## Records shown
----------
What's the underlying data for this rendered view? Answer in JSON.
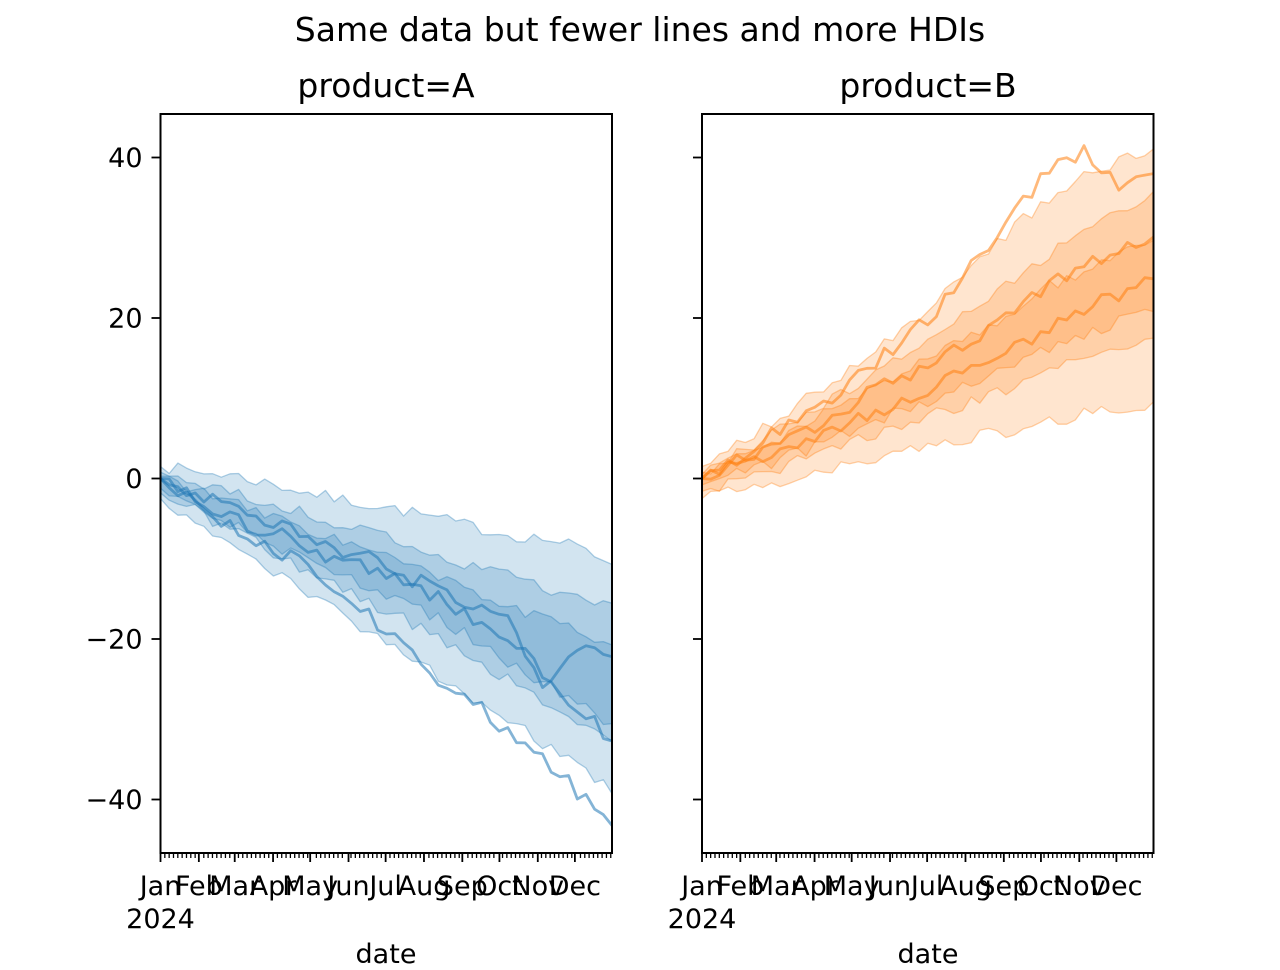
{
  "figure": {
    "suptitle": "Same data but fewer lines and more HDIs",
    "background": "#ffffff",
    "text_color": "#000000"
  },
  "chart_data": [
    {
      "type": "line",
      "title": "product=A",
      "xlabel": "date",
      "year_label": "2024",
      "x_tick_labels": [
        "Jan",
        "Feb",
        "Mar",
        "Apr",
        "May",
        "Jun",
        "Jul",
        "Aug",
        "Sep",
        "Oct",
        "Nov",
        "Dec"
      ],
      "month_start_days": [
        0,
        31,
        60,
        91,
        121,
        152,
        182,
        213,
        244,
        274,
        305,
        335
      ],
      "x_range_days": 365,
      "yticks": [
        {
          "v": 40,
          "label": "40"
        },
        {
          "v": 20,
          "label": "20"
        },
        {
          "v": 0,
          "label": "0"
        },
        {
          "v": -20,
          "label": "−20"
        },
        {
          "v": -40,
          "label": "−40"
        }
      ],
      "show_ytick_labels": true,
      "ylim": [
        -46.9,
        45.4
      ],
      "grid": false,
      "legend": "none",
      "color": "#1f77b4",
      "anchor_weeks": [
        0,
        4,
        8,
        12,
        16,
        20,
        24,
        28,
        32,
        36,
        40,
        44,
        48,
        52
      ],
      "hdi_bands": [
        {
          "name": "hdi-wide",
          "top": [
            1.5,
            0.8,
            0.5,
            -0.5,
            -1.5,
            -2.5,
            -3.2,
            -4.0,
            -5.0,
            -6.0,
            -7.0,
            -7.5,
            -8.5,
            -10.5
          ],
          "bottom": [
            -2.5,
            -5.5,
            -8.0,
            -11.0,
            -13.5,
            -16.5,
            -19.0,
            -21.5,
            -24.5,
            -27.5,
            -30.0,
            -33.0,
            -36.0,
            -39.0
          ]
        },
        {
          "name": "hdi-mid",
          "top": [
            0.8,
            -0.5,
            -1.8,
            -3.0,
            -4.2,
            -5.5,
            -6.8,
            -8.0,
            -9.5,
            -11.0,
            -12.0,
            -13.5,
            -14.5,
            -15.5
          ],
          "bottom": [
            -1.8,
            -4.0,
            -6.5,
            -8.5,
            -11.0,
            -13.0,
            -15.5,
            -17.5,
            -20.0,
            -22.5,
            -25.0,
            -28.0,
            -30.5,
            -33.0
          ]
        },
        {
          "name": "hdi-narrow",
          "top": [
            0.3,
            -1.3,
            -3.0,
            -4.5,
            -6.0,
            -7.5,
            -9.0,
            -10.5,
            -12.5,
            -14.0,
            -16.0,
            -17.5,
            -19.0,
            -20.5
          ],
          "bottom": [
            -1.2,
            -3.5,
            -5.5,
            -8.0,
            -9.5,
            -11.5,
            -13.5,
            -15.5,
            -17.5,
            -20.0,
            -23.0,
            -25.5,
            -28.0,
            -30.5
          ]
        }
      ],
      "lines": [
        [
          0,
          -2.0,
          -3.5,
          -5.0,
          -7.0,
          -8.5,
          -10.0,
          -12.0,
          -14.0,
          -16.0,
          -18.0,
          -26.0,
          -21.5,
          -22.0
        ],
        [
          0,
          -2.5,
          -5.0,
          -6.5,
          -8.0,
          -10.0,
          -11.5,
          -13.0,
          -15.0,
          -17.5,
          -20.0,
          -24.0,
          -28.5,
          -32.5
        ],
        [
          0,
          -3.0,
          -6.0,
          -8.5,
          -10.0,
          -13.5,
          -17.0,
          -21.0,
          -25.0,
          -28.0,
          -31.5,
          -35.0,
          -39.0,
          -43.0
        ]
      ]
    },
    {
      "type": "line",
      "title": "product=B",
      "xlabel": "date",
      "year_label": "2024",
      "x_tick_labels": [
        "Jan",
        "Feb",
        "Mar",
        "Apr",
        "May",
        "Jun",
        "Jul",
        "Aug",
        "Sep",
        "Oct",
        "Nov",
        "Dec"
      ],
      "month_start_days": [
        0,
        31,
        60,
        91,
        121,
        152,
        182,
        213,
        244,
        274,
        305,
        335
      ],
      "x_range_days": 365,
      "yticks": [
        {
          "v": 40,
          "label": "40"
        },
        {
          "v": 20,
          "label": "20"
        },
        {
          "v": 0,
          "label": "0"
        },
        {
          "v": -20,
          "label": "−20"
        },
        {
          "v": -40,
          "label": "−40"
        }
      ],
      "show_ytick_labels": false,
      "ylim": [
        -46.9,
        45.4
      ],
      "grid": false,
      "legend": "none",
      "color": "#ff7f0e",
      "anchor_weeks": [
        0,
        4,
        8,
        12,
        16,
        20,
        24,
        28,
        32,
        36,
        40,
        44,
        48,
        52
      ],
      "hdi_bands": [
        {
          "name": "hdi-wide",
          "top": [
            1.5,
            4.0,
            7.0,
            10.0,
            13.0,
            16.0,
            19.5,
            23.0,
            27.0,
            31.5,
            35.0,
            37.5,
            39.5,
            41.0
          ],
          "bottom": [
            -2.5,
            -1.5,
            -0.5,
            0.5,
            1.5,
            2.5,
            3.5,
            4.5,
            5.5,
            6.0,
            7.0,
            8.0,
            8.5,
            9.5
          ]
        },
        {
          "name": "hdi-mid",
          "top": [
            0.8,
            3.0,
            5.5,
            8.0,
            10.5,
            13.0,
            16.0,
            18.5,
            21.5,
            25.0,
            28.0,
            31.0,
            33.5,
            35.5
          ],
          "bottom": [
            -1.6,
            -0.5,
            1.0,
            2.5,
            4.0,
            5.5,
            7.0,
            8.5,
            10.0,
            11.5,
            13.5,
            15.0,
            16.5,
            17.5
          ]
        },
        {
          "name": "hdi-narrow",
          "top": [
            0.5,
            2.5,
            4.5,
            7.0,
            9.0,
            11.5,
            13.5,
            16.0,
            18.5,
            21.0,
            24.0,
            26.0,
            28.0,
            29.5
          ],
          "bottom": [
            -0.8,
            0.5,
            2.0,
            3.5,
            5.5,
            7.0,
            9.0,
            10.5,
            12.5,
            14.5,
            16.0,
            18.0,
            19.5,
            21.0
          ]
        }
      ],
      "lines": [
        [
          0,
          2.5,
          5.5,
          8.5,
          11.0,
          14.5,
          18.0,
          22.0,
          28.0,
          33.0,
          38.5,
          40.5,
          36.5,
          38.0
        ],
        [
          0,
          2.0,
          4.0,
          6.0,
          8.5,
          11.0,
          13.0,
          15.5,
          18.0,
          21.0,
          24.0,
          26.5,
          28.5,
          30.0
        ],
        [
          0,
          1.5,
          3.0,
          5.0,
          6.5,
          8.0,
          10.0,
          12.0,
          14.0,
          16.0,
          18.5,
          21.0,
          23.0,
          25.0
        ]
      ]
    }
  ],
  "style": {
    "band_fill_alpha": 0.2,
    "band_edge_alpha": 0.35,
    "band_edge_width": 1.3,
    "line_alpha": 0.55,
    "line_width": 2.8,
    "spine_color": "#000000",
    "jitter_band": 0.8,
    "jitter_line": 1.0
  }
}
----------
## Exercise objective
Copy out all of the material exactly as written, without its pictures.

## Written response
What's the underlying data for this rendered view? Answer in JSON.
{
  "figure": {
    "suptitle": "Same data but fewer lines and more HDIs",
    "background": "#ffffff",
    "text_color": "#000000"
  },
  "chart_data": [
    {
      "type": "line",
      "title": "product=A",
      "xlabel": "date",
      "year_label": "2024",
      "x_tick_labels": [
        "Jan",
        "Feb",
        "Mar",
        "Apr",
        "May",
        "Jun",
        "Jul",
        "Aug",
        "Sep",
        "Oct",
        "Nov",
        "Dec"
      ],
      "month_start_days": [
        0,
        31,
        60,
        91,
        121,
        152,
        182,
        213,
        244,
        274,
        305,
        335
      ],
      "x_range_days": 365,
      "yticks": [
        {
          "v": 40,
          "label": "40"
        },
        {
          "v": 20,
          "label": "20"
        },
        {
          "v": 0,
          "label": "0"
        },
        {
          "v": -20,
          "label": "−20"
        },
        {
          "v": -40,
          "label": "−40"
        }
      ],
      "show_ytick_labels": true,
      "ylim": [
        -46.9,
        45.4
      ],
      "grid": false,
      "legend": "none",
      "color": "#1f77b4",
      "anchor_weeks": [
        0,
        4,
        8,
        12,
        16,
        20,
        24,
        28,
        32,
        36,
        40,
        44,
        48,
        52
      ],
      "hdi_bands": [
        {
          "name": "hdi-wide",
          "top": [
            1.5,
            0.8,
            0.5,
            -0.5,
            -1.5,
            -2.5,
            -3.2,
            -4.0,
            -5.0,
            -6.0,
            -7.0,
            -7.5,
            -8.5,
            -10.5
          ],
          "bottom": [
            -2.5,
            -5.5,
            -8.0,
            -11.0,
            -13.5,
            -16.5,
            -19.0,
            -21.5,
            -24.5,
            -27.5,
            -30.0,
            -33.0,
            -36.0,
            -39.0
          ]
        },
        {
          "name": "hdi-mid",
          "top": [
            0.8,
            -0.5,
            -1.8,
            -3.0,
            -4.2,
            -5.5,
            -6.8,
            -8.0,
            -9.5,
            -11.0,
            -12.0,
            -13.5,
            -14.5,
            -15.5
          ],
          "bottom": [
            -1.8,
            -4.0,
            -6.5,
            -8.5,
            -11.0,
            -13.0,
            -15.5,
            -17.5,
            -20.0,
            -22.5,
            -25.0,
            -28.0,
            -30.5,
            -33.0
          ]
        },
        {
          "name": "hdi-narrow",
          "top": [
            0.3,
            -1.3,
            -3.0,
            -4.5,
            -6.0,
            -7.5,
            -9.0,
            -10.5,
            -12.5,
            -14.0,
            -16.0,
            -17.5,
            -19.0,
            -20.5
          ],
          "bottom": [
            -1.2,
            -3.5,
            -5.5,
            -8.0,
            -9.5,
            -11.5,
            -13.5,
            -15.5,
            -17.5,
            -20.0,
            -23.0,
            -25.5,
            -28.0,
            -30.5
          ]
        }
      ],
      "lines": [
        [
          0,
          -2.0,
          -3.5,
          -5.0,
          -7.0,
          -8.5,
          -10.0,
          -12.0,
          -14.0,
          -16.0,
          -18.0,
          -26.0,
          -21.5,
          -22.0
        ],
        [
          0,
          -2.5,
          -5.0,
          -6.5,
          -8.0,
          -10.0,
          -11.5,
          -13.0,
          -15.0,
          -17.5,
          -20.0,
          -24.0,
          -28.5,
          -32.5
        ],
        [
          0,
          -3.0,
          -6.0,
          -8.5,
          -10.0,
          -13.5,
          -17.0,
          -21.0,
          -25.0,
          -28.0,
          -31.5,
          -35.0,
          -39.0,
          -43.0
        ]
      ]
    },
    {
      "type": "line",
      "title": "product=B",
      "xlabel": "date",
      "year_label": "2024",
      "x_tick_labels": [
        "Jan",
        "Feb",
        "Mar",
        "Apr",
        "May",
        "Jun",
        "Jul",
        "Aug",
        "Sep",
        "Oct",
        "Nov",
        "Dec"
      ],
      "month_start_days": [
        0,
        31,
        60,
        91,
        121,
        152,
        182,
        213,
        244,
        274,
        305,
        335
      ],
      "x_range_days": 365,
      "yticks": [
        {
          "v": 40,
          "label": "40"
        },
        {
          "v": 20,
          "label": "20"
        },
        {
          "v": 0,
          "label": "0"
        },
        {
          "v": -20,
          "label": "−20"
        },
        {
          "v": -40,
          "label": "−40"
        }
      ],
      "show_ytick_labels": false,
      "ylim": [
        -46.9,
        45.4
      ],
      "grid": false,
      "legend": "none",
      "color": "#ff7f0e",
      "anchor_weeks": [
        0,
        4,
        8,
        12,
        16,
        20,
        24,
        28,
        32,
        36,
        40,
        44,
        48,
        52
      ],
      "hdi_bands": [
        {
          "name": "hdi-wide",
          "top": [
            1.5,
            4.0,
            7.0,
            10.0,
            13.0,
            16.0,
            19.5,
            23.0,
            27.0,
            31.5,
            35.0,
            37.5,
            39.5,
            41.0
          ],
          "bottom": [
            -2.5,
            -1.5,
            -0.5,
            0.5,
            1.5,
            2.5,
            3.5,
            4.5,
            5.5,
            6.0,
            7.0,
            8.0,
            8.5,
            9.5
          ]
        },
        {
          "name": "hdi-mid",
          "top": [
            0.8,
            3.0,
            5.5,
            8.0,
            10.5,
            13.0,
            16.0,
            18.5,
            21.5,
            25.0,
            28.0,
            31.0,
            33.5,
            35.5
          ],
          "bottom": [
            -1.6,
            -0.5,
            1.0,
            2.5,
            4.0,
            5.5,
            7.0,
            8.5,
            10.0,
            11.5,
            13.5,
            15.0,
            16.5,
            17.5
          ]
        },
        {
          "name": "hdi-narrow",
          "top": [
            0.5,
            2.5,
            4.5,
            7.0,
            9.0,
            11.5,
            13.5,
            16.0,
            18.5,
            21.0,
            24.0,
            26.0,
            28.0,
            29.5
          ],
          "bottom": [
            -0.8,
            0.5,
            2.0,
            3.5,
            5.5,
            7.0,
            9.0,
            10.5,
            12.5,
            14.5,
            16.0,
            18.0,
            19.5,
            21.0
          ]
        }
      ],
      "lines": [
        [
          0,
          2.5,
          5.5,
          8.5,
          11.0,
          14.5,
          18.0,
          22.0,
          28.0,
          33.0,
          38.5,
          40.5,
          36.5,
          38.0
        ],
        [
          0,
          2.0,
          4.0,
          6.0,
          8.5,
          11.0,
          13.0,
          15.5,
          18.0,
          21.0,
          24.0,
          26.5,
          28.5,
          30.0
        ],
        [
          0,
          1.5,
          3.0,
          5.0,
          6.5,
          8.0,
          10.0,
          12.0,
          14.0,
          16.0,
          18.5,
          21.0,
          23.0,
          25.0
        ]
      ]
    }
  ],
  "style": {
    "band_fill_alpha": 0.2,
    "band_edge_alpha": 0.35,
    "band_edge_width": 1.3,
    "line_alpha": 0.55,
    "line_width": 2.8,
    "spine_color": "#000000",
    "jitter_band": 0.8,
    "jitter_line": 1.0
  }
}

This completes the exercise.